Required work. Could you output each line of the data that follows exactly?

Data to use.
..............................

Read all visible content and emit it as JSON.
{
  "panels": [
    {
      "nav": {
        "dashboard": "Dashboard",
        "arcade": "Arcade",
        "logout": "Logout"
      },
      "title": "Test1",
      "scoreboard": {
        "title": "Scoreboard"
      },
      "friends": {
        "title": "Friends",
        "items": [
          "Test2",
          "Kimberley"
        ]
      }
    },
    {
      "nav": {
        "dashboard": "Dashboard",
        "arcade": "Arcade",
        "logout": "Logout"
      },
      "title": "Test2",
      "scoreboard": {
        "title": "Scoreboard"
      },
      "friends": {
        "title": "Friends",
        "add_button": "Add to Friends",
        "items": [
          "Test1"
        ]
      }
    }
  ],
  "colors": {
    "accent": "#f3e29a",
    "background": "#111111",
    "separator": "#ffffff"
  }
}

..............................

Solution below.
Read all visible content and emit it as JSON.
{
  "panels": [
    {
      "nav": {
        "dashboard": "Dashboard",
        "arcade": "Arcade",
        "logout": "Logout"
      },
      "title": "Test1",
      "scoreboard": {
        "title": "Scoreboard"
      },
      "friends": {
        "title": "Friends",
        "items": [
          "Test2",
          "Kimberley"
        ]
      }
    },
    {
      "nav": {
        "dashboard": "Dashboard",
        "arcade": "Arcade",
        "logout": "Logout"
      },
      "title": "Test2",
      "scoreboard": {
        "title": "Scoreboard"
      },
      "friends": {
        "title": "Friends",
        "add_button": "Add to Friends",
        "items": [
          "Test1"
        ]
      }
    }
  ],
  "colors": {
    "accent": "#f3e29a",
    "background": "#111111",
    "separator": "#ffffff"
  }
}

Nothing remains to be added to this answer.